**Required task**
Single out the lines of the material that contain "segmentation" and copy them.

Collection entries:
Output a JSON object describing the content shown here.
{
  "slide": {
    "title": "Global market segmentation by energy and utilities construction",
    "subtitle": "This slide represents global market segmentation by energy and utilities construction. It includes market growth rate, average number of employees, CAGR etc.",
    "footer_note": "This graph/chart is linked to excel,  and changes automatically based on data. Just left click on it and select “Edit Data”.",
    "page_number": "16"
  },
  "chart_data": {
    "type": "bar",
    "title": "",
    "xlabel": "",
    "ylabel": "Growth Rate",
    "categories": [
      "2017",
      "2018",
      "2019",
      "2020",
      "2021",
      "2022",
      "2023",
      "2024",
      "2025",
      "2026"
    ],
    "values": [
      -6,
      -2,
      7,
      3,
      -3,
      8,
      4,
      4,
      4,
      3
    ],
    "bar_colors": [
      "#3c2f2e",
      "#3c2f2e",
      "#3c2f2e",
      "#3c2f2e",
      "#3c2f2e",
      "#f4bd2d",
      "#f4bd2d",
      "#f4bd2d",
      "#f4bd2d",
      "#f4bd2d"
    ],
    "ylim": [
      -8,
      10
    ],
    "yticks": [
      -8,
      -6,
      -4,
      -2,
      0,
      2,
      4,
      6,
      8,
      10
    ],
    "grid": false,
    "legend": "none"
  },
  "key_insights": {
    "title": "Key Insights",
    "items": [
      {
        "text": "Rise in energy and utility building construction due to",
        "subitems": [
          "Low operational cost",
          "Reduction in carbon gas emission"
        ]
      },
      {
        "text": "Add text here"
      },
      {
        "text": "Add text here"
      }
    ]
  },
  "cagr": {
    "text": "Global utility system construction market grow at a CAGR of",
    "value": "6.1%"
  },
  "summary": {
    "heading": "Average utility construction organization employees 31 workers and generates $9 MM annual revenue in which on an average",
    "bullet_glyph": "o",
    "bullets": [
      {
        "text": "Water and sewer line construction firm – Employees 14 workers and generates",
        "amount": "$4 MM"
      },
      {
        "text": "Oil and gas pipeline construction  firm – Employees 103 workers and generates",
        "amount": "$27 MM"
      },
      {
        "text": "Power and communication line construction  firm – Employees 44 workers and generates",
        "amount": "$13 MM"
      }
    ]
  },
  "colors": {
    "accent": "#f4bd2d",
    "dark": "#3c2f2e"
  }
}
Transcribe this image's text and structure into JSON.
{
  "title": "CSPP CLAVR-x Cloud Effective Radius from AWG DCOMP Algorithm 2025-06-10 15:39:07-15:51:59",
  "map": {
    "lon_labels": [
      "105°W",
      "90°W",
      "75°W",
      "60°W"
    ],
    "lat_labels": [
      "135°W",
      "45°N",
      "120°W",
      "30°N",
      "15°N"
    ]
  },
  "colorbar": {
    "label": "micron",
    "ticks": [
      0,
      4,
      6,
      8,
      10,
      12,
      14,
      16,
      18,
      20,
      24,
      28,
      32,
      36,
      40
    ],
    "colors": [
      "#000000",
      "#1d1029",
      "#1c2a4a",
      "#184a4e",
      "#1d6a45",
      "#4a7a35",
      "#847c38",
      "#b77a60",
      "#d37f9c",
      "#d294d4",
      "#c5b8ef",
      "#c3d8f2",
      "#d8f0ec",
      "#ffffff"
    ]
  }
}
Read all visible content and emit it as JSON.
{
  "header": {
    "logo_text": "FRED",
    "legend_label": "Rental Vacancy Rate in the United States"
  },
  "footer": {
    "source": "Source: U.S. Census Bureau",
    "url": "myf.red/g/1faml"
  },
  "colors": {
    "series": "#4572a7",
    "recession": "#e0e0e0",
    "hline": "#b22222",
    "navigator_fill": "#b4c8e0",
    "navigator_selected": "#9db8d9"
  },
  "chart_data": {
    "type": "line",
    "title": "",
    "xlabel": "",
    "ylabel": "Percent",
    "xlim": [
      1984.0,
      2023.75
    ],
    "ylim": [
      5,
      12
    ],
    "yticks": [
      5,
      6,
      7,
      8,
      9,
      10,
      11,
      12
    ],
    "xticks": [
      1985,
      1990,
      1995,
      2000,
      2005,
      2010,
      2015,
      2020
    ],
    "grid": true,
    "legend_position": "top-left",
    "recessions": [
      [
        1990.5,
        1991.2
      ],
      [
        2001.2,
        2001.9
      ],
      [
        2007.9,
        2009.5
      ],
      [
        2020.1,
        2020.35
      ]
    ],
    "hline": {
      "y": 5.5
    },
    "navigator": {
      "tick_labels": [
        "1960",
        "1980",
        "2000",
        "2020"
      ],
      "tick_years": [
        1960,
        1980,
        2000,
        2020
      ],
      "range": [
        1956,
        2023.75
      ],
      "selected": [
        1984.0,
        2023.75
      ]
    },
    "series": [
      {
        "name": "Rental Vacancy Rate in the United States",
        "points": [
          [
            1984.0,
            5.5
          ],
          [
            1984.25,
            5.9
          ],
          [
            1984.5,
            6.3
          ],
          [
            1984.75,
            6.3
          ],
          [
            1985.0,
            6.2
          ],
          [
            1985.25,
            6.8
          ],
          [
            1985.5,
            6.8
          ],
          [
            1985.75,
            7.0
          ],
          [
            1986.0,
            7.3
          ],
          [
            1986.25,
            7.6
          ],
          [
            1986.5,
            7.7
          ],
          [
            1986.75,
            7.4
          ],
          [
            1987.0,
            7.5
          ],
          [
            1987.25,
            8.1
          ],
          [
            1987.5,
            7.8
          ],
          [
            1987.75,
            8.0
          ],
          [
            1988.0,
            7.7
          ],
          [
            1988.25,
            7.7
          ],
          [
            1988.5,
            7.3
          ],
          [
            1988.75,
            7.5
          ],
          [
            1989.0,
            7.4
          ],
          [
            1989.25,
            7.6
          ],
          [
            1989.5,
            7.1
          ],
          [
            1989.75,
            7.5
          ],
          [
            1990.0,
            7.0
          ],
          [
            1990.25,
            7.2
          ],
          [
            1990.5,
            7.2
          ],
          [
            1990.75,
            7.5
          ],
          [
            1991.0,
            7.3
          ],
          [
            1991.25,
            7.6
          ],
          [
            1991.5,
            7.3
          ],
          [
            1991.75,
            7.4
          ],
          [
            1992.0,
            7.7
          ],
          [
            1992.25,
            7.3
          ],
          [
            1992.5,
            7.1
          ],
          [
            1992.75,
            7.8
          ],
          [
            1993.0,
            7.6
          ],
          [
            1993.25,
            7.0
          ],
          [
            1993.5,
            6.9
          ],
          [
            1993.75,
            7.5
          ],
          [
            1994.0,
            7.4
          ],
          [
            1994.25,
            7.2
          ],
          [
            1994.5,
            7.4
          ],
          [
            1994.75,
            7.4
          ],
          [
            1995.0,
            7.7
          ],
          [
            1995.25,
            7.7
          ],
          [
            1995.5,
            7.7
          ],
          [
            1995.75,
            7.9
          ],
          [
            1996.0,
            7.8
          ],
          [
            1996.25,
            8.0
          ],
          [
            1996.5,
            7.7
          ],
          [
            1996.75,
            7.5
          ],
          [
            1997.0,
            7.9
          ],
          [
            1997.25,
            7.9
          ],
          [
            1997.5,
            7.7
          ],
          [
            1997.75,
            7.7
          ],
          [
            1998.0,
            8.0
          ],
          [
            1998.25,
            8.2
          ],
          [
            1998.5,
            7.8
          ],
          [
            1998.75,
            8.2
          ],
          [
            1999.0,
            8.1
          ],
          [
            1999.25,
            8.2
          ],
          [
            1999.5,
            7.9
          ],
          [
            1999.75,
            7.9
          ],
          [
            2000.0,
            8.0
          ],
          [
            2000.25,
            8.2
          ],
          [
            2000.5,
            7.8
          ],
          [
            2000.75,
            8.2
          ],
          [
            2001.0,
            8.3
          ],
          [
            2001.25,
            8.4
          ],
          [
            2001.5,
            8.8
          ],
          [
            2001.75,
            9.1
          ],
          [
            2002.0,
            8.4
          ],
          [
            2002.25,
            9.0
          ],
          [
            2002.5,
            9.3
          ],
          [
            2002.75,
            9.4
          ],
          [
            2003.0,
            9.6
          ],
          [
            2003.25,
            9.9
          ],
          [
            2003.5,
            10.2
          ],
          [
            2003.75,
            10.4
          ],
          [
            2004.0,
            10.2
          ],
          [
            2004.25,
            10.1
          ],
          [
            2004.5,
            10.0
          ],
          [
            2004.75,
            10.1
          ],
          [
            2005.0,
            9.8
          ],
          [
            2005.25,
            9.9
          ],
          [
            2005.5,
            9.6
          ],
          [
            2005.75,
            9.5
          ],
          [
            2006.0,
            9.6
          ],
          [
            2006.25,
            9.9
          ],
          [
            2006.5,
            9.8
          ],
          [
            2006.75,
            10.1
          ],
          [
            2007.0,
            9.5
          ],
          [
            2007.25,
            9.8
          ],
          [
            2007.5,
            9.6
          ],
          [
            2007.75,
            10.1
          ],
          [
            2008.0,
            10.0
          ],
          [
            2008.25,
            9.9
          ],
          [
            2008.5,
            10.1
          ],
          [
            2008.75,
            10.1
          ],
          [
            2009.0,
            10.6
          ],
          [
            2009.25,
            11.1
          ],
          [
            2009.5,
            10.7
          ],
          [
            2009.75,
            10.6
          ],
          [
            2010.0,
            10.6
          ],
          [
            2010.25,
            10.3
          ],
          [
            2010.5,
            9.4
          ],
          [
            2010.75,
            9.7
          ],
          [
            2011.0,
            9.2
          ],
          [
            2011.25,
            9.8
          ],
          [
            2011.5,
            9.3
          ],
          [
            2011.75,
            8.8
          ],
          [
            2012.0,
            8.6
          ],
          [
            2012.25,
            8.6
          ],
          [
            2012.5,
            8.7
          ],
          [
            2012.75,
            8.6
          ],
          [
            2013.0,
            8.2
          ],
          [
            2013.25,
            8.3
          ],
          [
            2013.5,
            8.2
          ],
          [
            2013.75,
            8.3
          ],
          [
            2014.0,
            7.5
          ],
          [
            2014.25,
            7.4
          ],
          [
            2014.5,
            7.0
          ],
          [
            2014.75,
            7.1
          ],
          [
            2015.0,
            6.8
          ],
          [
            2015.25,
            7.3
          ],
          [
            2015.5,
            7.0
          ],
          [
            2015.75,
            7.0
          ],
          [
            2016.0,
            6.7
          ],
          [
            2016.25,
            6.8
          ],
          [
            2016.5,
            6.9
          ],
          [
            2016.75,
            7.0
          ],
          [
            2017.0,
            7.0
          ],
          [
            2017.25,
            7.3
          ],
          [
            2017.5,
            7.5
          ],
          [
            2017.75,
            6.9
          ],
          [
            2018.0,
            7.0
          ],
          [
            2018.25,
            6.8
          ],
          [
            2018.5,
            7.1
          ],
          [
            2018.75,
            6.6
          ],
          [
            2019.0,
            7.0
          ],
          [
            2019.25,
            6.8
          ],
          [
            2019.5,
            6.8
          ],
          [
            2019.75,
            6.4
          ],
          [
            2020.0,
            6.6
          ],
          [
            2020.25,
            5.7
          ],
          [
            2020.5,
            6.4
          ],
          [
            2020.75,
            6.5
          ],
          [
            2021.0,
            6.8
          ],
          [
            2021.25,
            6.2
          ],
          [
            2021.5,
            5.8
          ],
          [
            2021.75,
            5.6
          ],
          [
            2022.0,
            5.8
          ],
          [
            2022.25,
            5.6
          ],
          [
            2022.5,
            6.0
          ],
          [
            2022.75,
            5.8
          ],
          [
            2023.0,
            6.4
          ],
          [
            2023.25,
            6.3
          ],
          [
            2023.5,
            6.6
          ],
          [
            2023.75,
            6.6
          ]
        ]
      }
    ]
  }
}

**Full solution**
    "title": "Global market segmentation by energy and utilities construction",
    "subtitle": "This slide represents global market segmentation by energy and utilities construction. It includes market growth rate, average number of employees, CAGR etc.",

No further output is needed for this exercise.